* start Records provided *
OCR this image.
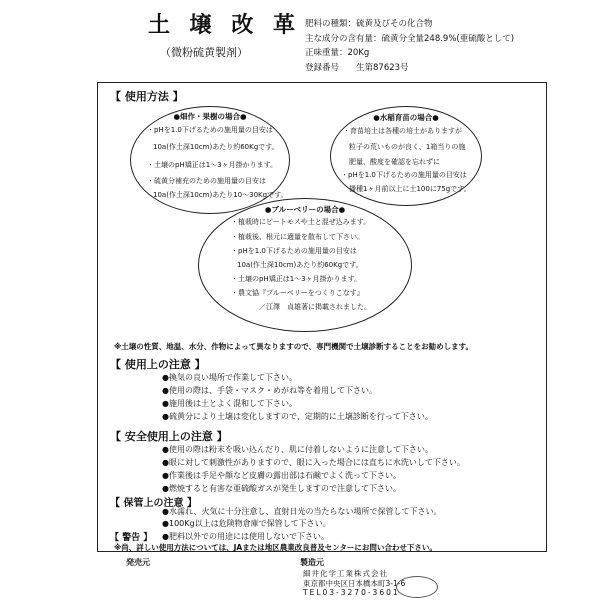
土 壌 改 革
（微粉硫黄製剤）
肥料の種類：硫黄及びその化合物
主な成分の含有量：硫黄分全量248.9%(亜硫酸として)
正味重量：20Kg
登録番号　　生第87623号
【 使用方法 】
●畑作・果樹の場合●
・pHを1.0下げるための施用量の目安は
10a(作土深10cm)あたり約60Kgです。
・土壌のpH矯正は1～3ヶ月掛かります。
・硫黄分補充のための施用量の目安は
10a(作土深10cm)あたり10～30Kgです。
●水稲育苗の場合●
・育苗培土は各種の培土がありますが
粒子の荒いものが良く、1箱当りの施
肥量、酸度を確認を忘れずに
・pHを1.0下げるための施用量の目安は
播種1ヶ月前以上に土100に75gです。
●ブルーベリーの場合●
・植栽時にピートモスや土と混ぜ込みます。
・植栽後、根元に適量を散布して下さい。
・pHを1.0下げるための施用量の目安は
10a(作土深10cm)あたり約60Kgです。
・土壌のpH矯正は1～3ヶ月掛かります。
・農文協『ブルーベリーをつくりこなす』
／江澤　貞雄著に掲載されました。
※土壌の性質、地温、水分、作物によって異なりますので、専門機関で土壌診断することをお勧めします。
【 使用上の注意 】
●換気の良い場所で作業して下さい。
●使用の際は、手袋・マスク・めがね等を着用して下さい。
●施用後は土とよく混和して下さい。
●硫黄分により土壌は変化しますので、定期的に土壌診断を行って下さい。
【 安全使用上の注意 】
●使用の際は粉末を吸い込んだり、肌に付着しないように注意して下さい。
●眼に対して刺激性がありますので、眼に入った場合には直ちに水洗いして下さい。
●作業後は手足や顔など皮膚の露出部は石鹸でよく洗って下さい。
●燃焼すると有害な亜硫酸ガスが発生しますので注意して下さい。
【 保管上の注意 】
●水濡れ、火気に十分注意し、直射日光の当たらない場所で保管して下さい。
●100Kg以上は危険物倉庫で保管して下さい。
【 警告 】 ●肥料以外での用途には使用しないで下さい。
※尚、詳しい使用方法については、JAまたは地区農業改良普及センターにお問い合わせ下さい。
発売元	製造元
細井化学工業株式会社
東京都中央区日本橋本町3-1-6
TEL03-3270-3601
* end Records provided *
* start Records provided *
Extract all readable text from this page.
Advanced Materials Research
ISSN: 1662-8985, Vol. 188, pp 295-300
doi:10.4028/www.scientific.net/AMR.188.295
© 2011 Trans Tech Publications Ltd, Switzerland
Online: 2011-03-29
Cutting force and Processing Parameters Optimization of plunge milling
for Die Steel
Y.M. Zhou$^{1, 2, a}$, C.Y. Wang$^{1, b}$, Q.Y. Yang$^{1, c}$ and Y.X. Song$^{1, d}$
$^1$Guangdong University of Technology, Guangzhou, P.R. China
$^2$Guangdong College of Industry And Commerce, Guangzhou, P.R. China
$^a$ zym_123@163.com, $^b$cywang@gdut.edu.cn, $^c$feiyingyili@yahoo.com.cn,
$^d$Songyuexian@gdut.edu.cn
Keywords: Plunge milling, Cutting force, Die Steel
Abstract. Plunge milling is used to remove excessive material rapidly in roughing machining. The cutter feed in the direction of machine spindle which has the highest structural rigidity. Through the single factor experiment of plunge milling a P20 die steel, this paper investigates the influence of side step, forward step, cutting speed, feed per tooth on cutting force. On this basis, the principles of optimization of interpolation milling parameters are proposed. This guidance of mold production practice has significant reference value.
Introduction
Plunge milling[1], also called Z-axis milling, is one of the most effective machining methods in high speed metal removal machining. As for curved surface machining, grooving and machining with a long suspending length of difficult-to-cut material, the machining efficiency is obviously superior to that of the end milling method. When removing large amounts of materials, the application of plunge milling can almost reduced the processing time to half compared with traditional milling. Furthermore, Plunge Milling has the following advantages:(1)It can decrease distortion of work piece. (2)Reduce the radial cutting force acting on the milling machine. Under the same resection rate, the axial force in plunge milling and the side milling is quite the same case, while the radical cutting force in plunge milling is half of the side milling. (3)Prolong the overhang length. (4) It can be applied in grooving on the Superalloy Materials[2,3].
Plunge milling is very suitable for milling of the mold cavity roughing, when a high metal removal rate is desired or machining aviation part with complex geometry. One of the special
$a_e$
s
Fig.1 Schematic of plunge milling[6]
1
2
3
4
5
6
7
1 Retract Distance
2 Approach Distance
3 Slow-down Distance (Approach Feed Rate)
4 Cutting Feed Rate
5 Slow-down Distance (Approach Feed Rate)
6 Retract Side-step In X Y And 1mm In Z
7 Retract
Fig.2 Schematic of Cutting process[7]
* end Records provided *
■ What the exercise asks: In the entries above, identify every line with the word "Guangdong". Copy those lines.

■ Full response:
$^1$Guangdong University of Technology, Guangzhou, P.R. China
$^2$Guangdong College of Industry And Commerce, Guangzhou, P.R. China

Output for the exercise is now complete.